— START OF SUPPLIED DATA —

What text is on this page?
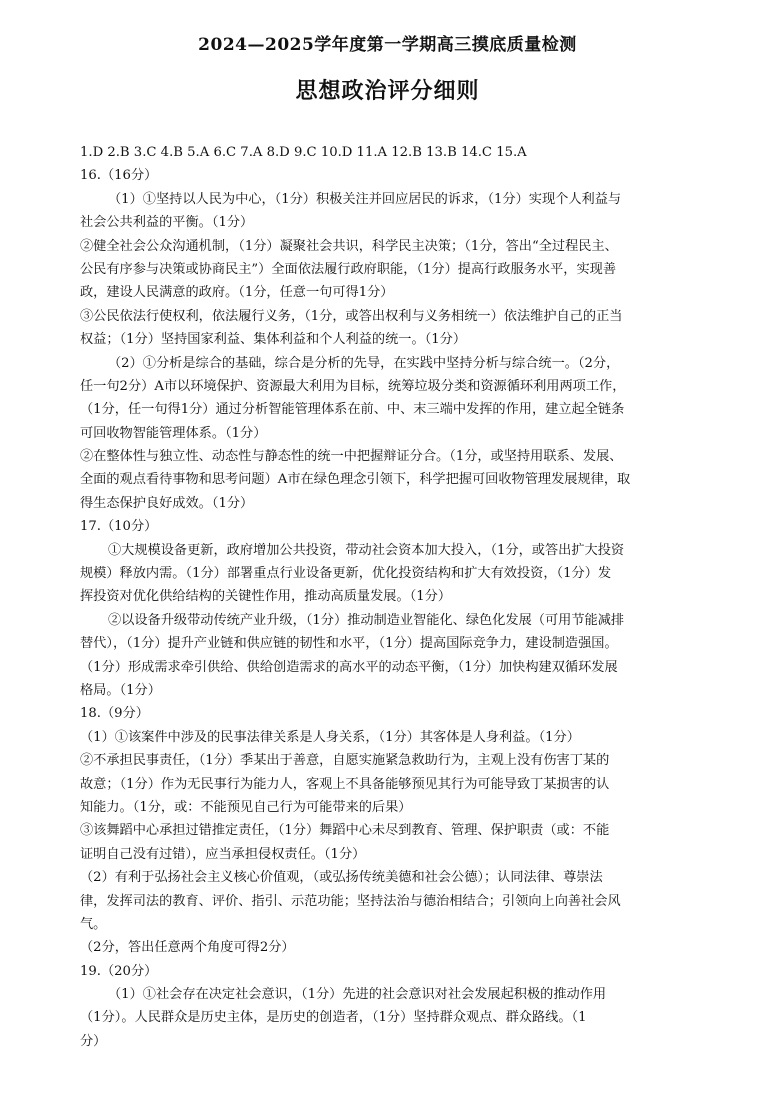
2024—2025学年度第一学期高三摸底质量检测
思想政治评分细则
1.D 2.B 3.C 4.B 5.A 6.C 7.A 8.D 9.C 10.D 11.A 12.B 13.B 14.C 15.A
16.（16分）
（1）①坚持以人民为中心，（1分）积极关注并回应居民的诉求，（1分）实现个人利益与
社会公共利益的平衡。（1分）
②健全社会公众沟通机制，（1分）凝聚社会共识，科学民主决策；（1分，答出“全过程民主、
公民有序参与决策或协商民主”）全面依法履行政府职能，（1分）提高行政服务水平，实现善
政，建设人民满意的政府。（1分，任意一句可得1分）
③公民依法行使权利，依法履行义务，（1分，或答出权利与义务相统一）依法维护自己的正当
权益；（1分）坚持国家利益、集体利益和个人利益的统一。（1分）
（2）①分析是综合的基础，综合是分析的先导，在实践中坚持分析与综合统一。（2分，
任一句2分）A市以环境保护、资源最大利用为目标，统筹垃圾分类和资源循环利用两项工作，
（1分，任一句得1分）通过分析智能管理体系在前、中、末三端中发挥的作用，建立起全链条
可回收物智能管理体系。（1分）
②在整体性与独立性、动态性与静态性的统一中把握辩证分合。（1分，或坚持用联系、发展、
全面的观点看待事物和思考问题）A市在绿色理念引领下，科学把握可回收物管理发展规律，取
得生态保护良好成效。（1分）
17.（10分）
①大规模设备更新，政府增加公共投资，带动社会资本加大投入，（1分，或答出扩大投资
规模）释放内需。（1分）部署重点行业设备更新，优化投资结构和扩大有效投资，（1分）发
挥投资对优化供给结构的关键性作用，推动高质量发展。（1分）
②以设备升级带动传统产业升级，（1分）推动制造业智能化、绿色化发展（可用节能减排
替代），（1分）提升产业链和供应链的韧性和水平，（1分）提高国际竞争力，建设制造强国。
（1分）形成需求牵引供给、供给创造需求的高水平的动态平衡，（1分）加快构建双循环发展
格局。（1分）
18.（9分）
（1）①该案件中涉及的民事法律关系是人身关系，（1分）其客体是人身利益。（1分）
②不承担民事责任，（1分）季某出于善意，自愿实施紧急救助行为，主观上没有伤害丁某的
故意；（1分）作为无民事行为能力人，客观上不具备能够预见其行为可能导致丁某损害的认
知能力。（1分，或：不能预见自己行为可能带来的后果）
③该舞蹈中心承担过错推定责任，（1分）舞蹈中心未尽到教育、管理、保护职责（或：不能
证明自己没有过错），应当承担侵权责任。（1分）
（2）有利于弘扬社会主义核心价值观，（或弘扬传统美德和社会公德）；认同法律、尊崇法
律，发挥司法的教育、评价、指引、示范功能；坚持法治与德治相结合；引领向上向善社会风
气。
（2分，答出任意两个角度可得2分）
19.（20分）
（1）①社会存在决定社会意识，（1分）先进的社会意识对社会发展起积极的推动作用
（1分）。人民群众是历史主体，是历史的创造者，（1分）坚持群众观点、群众路线。（1
分）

— END OF SUPPLIED DATA —

◆ **GIVEN PROBLEM**: Excluding the pictures, restate the records above word for word.

◆ **WRITTEN ANSWER**:
What text is on this page?
2024—2025学年度第一学期高三摸底质量检测
思想政治评分细则
1.D 2.B 3.C 4.B 5.A 6.C 7.A 8.D 9.C 10.D 11.A 12.B 13.B 14.C 15.A
16.（16分）
（1）①坚持以人民为中心，（1分）积极关注并回应居民的诉求，（1分）实现个人利益与
社会公共利益的平衡。（1分）
②健全社会公众沟通机制，（1分）凝聚社会共识，科学民主决策；（1分，答出“全过程民主、
公民有序参与决策或协商民主”）全面依法履行政府职能，（1分）提高行政服务水平，实现善
政，建设人民满意的政府。（1分，任意一句可得1分）
③公民依法行使权利，依法履行义务，（1分，或答出权利与义务相统一）依法维护自己的正当
权益；（1分）坚持国家利益、集体利益和个人利益的统一。（1分）
（2）①分析是综合的基础，综合是分析的先导，在实践中坚持分析与综合统一。（2分，
任一句2分）A市以环境保护、资源最大利用为目标，统筹垃圾分类和资源循环利用两项工作，
（1分，任一句得1分）通过分析智能管理体系在前、中、末三端中发挥的作用，建立起全链条
可回收物智能管理体系。（1分）
②在整体性与独立性、动态性与静态性的统一中把握辩证分合。（1分，或坚持用联系、发展、
全面的观点看待事物和思考问题）A市在绿色理念引领下，科学把握可回收物管理发展规律，取
得生态保护良好成效。（1分）
17.（10分）
①大规模设备更新，政府增加公共投资，带动社会资本加大投入，（1分，或答出扩大投资
规模）释放内需。（1分）部署重点行业设备更新，优化投资结构和扩大有效投资，（1分）发
挥投资对优化供给结构的关键性作用，推动高质量发展。（1分）
②以设备升级带动传统产业升级，（1分）推动制造业智能化、绿色化发展（可用节能减排
替代），（1分）提升产业链和供应链的韧性和水平，（1分）提高国际竞争力，建设制造强国。
（1分）形成需求牵引供给、供给创造需求的高水平的动态平衡，（1分）加快构建双循环发展
格局。（1分）
18.（9分）
（1）①该案件中涉及的民事法律关系是人身关系，（1分）其客体是人身利益。（1分）
②不承担民事责任，（1分）季某出于善意，自愿实施紧急救助行为，主观上没有伤害丁某的
故意；（1分）作为无民事行为能力人，客观上不具备能够预见其行为可能导致丁某损害的认
知能力。（1分，或：不能预见自己行为可能带来的后果）
③该舞蹈中心承担过错推定责任，（1分）舞蹈中心未尽到教育、管理、保护职责（或：不能
证明自己没有过错），应当承担侵权责任。（1分）
（2）有利于弘扬社会主义核心价值观，（或弘扬传统美德和社会公德）；认同法律、尊崇法
律，发挥司法的教育、评价、指引、示范功能；坚持法治与德治相结合；引领向上向善社会风
气。
（2分，答出任意两个角度可得2分）
19.（20分）
（1）①社会存在决定社会意识，（1分）先进的社会意识对社会发展起积极的推动作用
（1分）。人民群众是历史主体，是历史的创造者，（1分）坚持群众观点、群众路线。（1
分）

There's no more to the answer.